Collected data entries
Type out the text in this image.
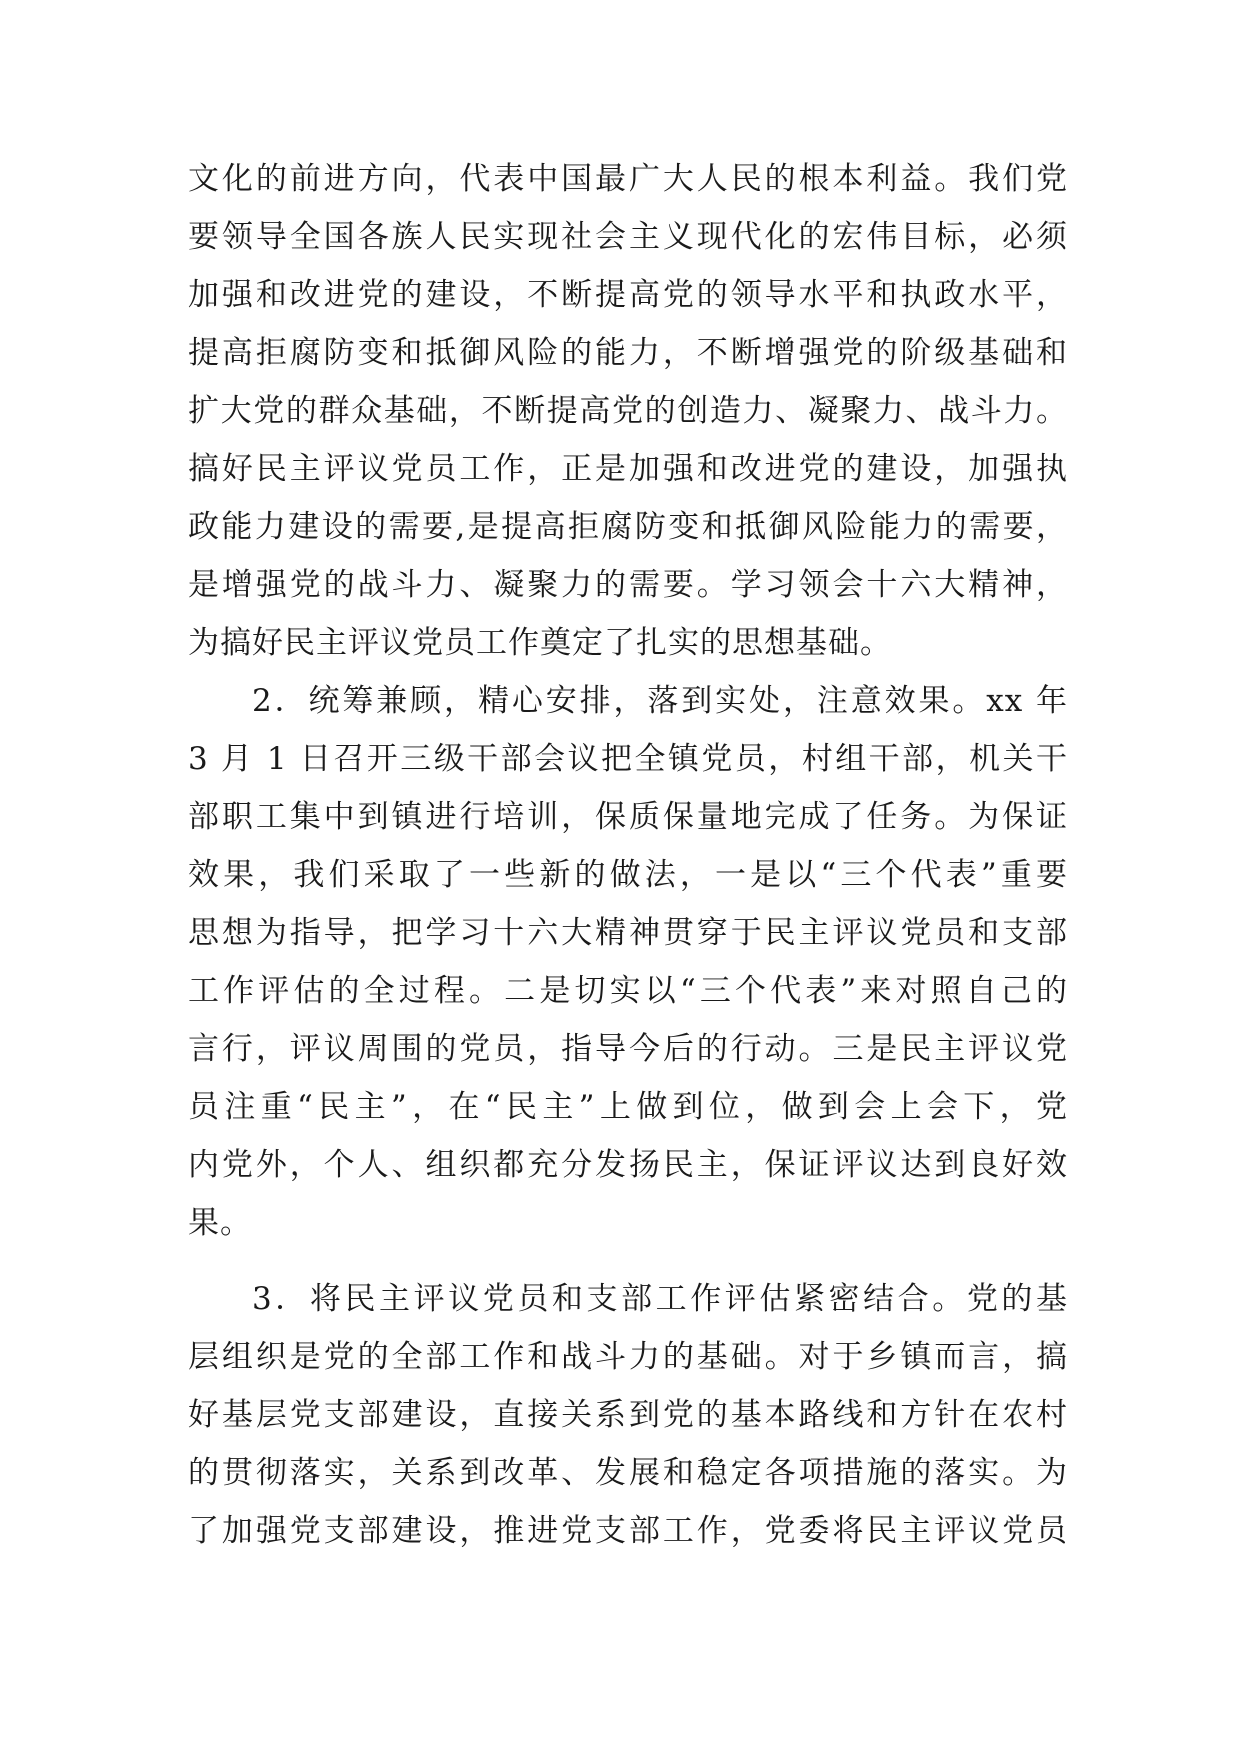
文化的前进方向，代表中国最广大人民的根本利益。我们党
要领导全国各族人民实现社会主义现代化的宏伟目标，必须
加强和改进党的建设，不断提高党的领导水平和执政水平，
提高拒腐防变和抵御风险的能力，不断增强党的阶级基础和
扩大党的群众基础，不断提高党的创造力、凝聚力、战斗力。
搞好民主评议党员工作，正是加强和改进党的建设，加强执
政能力建设的需要,是提高拒腐防变和抵御风险能力的需要，
是增强党的战斗力、凝聚力的需要。学习领会十六大精神，
为搞好民主评议党员工作奠定了扎实的思想基础。
2．统筹兼顾，精心安排，落到实处，注意效果。xx 年
3 月 1 日召开三级干部会议把全镇党员，村组干部，机关干
部职工集中到镇进行培训，保质保量地完成了任务。为保证
效果，我们采取了一些新的做法，一是以“三个代表”重要
思想为指导，把学习十六大精神贯穿于民主评议党员和支部
工作评估的全过程。二是切实以“三个代表”来对照自己的
言行，评议周围的党员，指导今后的行动。三是民主评议党
员注重“民主”，在“民主”上做到位，做到会上会下，党
内党外，个人、组织都充分发扬民主，保证评议达到良好效
果。
3．将民主评议党员和支部工作评估紧密结合。党的基
层组织是党的全部工作和战斗力的基础。对于乡镇而言，搞
好基层党支部建设，直接关系到党的基本路线和方针在农村
的贯彻落实，关系到改革、发展和稳定各项措施的落实。为
了加强党支部建设，推进党支部工作，党委将民主评议党员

Brief —
Using the listing, copy every line where the word "三个代表" shows up.

Worked solution —
效果，我们采取了一些新的做法，一是以“三个代表”重要
工作评估的全过程。二是切实以“三个代表”来对照自己的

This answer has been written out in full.